[Entries supplied]
<<<<

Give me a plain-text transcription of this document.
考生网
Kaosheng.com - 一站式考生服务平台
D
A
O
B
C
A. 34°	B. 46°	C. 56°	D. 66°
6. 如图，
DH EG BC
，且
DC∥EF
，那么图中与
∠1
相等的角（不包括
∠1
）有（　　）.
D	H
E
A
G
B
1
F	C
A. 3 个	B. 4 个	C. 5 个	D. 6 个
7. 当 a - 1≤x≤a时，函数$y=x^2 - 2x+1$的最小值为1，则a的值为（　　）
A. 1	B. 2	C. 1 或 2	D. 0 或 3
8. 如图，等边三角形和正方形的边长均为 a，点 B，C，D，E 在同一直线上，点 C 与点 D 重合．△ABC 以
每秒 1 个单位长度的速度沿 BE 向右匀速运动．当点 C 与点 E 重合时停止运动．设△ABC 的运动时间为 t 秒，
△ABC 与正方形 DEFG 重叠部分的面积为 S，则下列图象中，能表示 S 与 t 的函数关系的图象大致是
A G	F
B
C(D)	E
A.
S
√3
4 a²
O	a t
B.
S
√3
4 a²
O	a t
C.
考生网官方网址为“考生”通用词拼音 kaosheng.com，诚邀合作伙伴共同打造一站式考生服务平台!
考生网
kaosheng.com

>>>>
<<<<

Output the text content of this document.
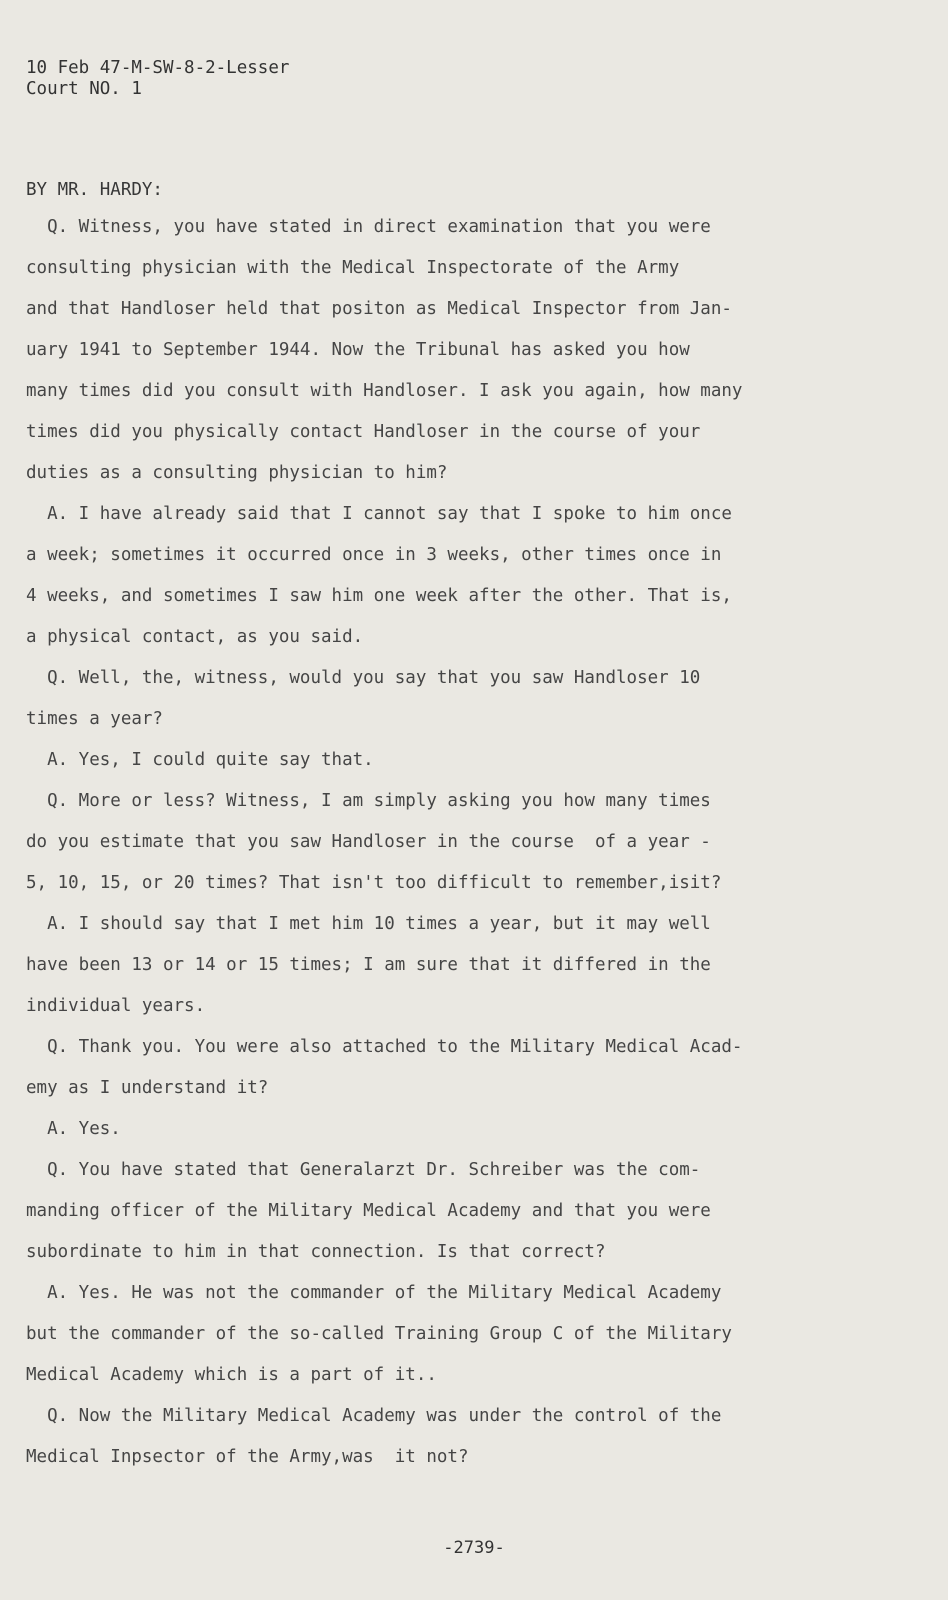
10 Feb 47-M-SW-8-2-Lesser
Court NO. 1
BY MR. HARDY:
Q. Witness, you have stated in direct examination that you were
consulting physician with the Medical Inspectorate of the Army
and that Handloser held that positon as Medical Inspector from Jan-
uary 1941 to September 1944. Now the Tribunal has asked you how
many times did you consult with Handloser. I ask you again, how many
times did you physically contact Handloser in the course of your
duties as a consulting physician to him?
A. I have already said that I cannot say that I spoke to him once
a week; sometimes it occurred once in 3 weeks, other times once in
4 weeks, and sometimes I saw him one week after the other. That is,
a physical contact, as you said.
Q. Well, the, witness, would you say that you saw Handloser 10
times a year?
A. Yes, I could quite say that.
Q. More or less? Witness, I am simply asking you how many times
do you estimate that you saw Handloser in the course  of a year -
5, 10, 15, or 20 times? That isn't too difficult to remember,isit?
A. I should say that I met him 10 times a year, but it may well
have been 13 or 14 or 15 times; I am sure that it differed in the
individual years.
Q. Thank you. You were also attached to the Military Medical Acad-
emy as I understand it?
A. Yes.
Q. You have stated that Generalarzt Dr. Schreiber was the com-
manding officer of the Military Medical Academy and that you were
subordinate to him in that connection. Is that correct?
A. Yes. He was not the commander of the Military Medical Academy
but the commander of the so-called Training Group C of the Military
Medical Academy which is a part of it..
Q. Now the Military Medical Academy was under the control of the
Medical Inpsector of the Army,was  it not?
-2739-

>>>>
<<<<

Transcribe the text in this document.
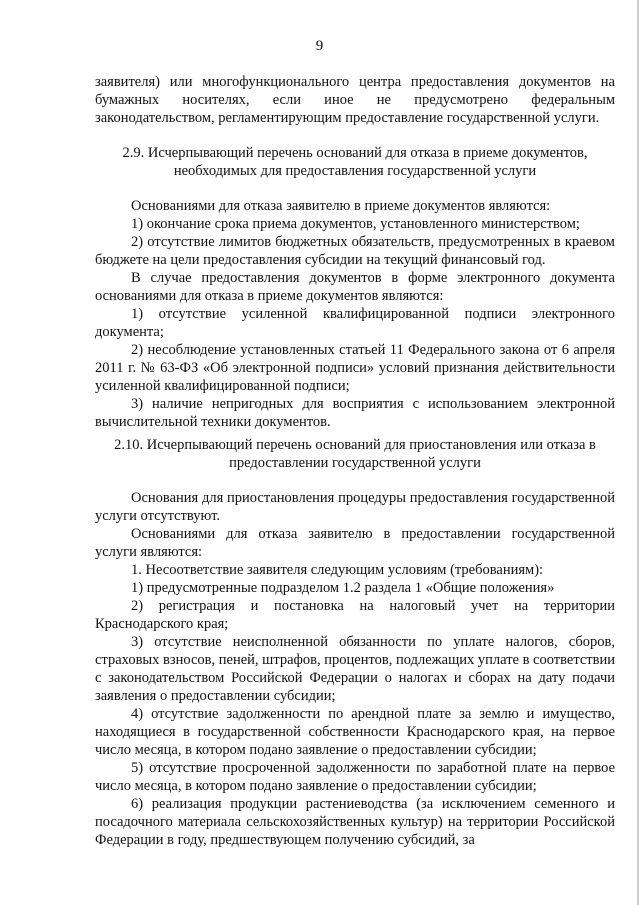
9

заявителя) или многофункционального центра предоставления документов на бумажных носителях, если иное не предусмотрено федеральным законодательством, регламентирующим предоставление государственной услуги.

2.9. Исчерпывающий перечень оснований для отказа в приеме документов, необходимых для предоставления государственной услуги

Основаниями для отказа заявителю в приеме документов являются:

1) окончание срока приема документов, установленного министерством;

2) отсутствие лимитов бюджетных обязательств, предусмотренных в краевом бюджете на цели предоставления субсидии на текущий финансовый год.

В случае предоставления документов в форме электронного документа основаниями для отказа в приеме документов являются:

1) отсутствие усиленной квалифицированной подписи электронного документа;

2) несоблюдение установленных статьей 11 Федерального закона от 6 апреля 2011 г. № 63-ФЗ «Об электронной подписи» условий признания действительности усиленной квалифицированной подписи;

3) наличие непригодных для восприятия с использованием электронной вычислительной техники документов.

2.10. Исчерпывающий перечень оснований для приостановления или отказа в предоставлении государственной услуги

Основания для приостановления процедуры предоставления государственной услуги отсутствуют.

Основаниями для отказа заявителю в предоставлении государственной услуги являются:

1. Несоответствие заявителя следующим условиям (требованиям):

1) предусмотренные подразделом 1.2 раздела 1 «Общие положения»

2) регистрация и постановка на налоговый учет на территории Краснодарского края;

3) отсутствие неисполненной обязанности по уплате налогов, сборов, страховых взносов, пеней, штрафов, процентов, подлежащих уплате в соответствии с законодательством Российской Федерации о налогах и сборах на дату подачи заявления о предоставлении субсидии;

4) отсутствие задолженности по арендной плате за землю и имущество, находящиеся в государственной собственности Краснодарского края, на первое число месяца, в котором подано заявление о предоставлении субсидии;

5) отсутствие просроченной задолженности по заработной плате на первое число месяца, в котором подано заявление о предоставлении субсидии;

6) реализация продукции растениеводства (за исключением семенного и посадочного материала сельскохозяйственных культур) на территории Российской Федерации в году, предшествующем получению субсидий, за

>>>>

[Exercise goal] List all lines from the entries that include the word "consulting".

[Exercise solution]
consulting physician with the Medical Inspectorate of the Army
duties as a consulting physician to him?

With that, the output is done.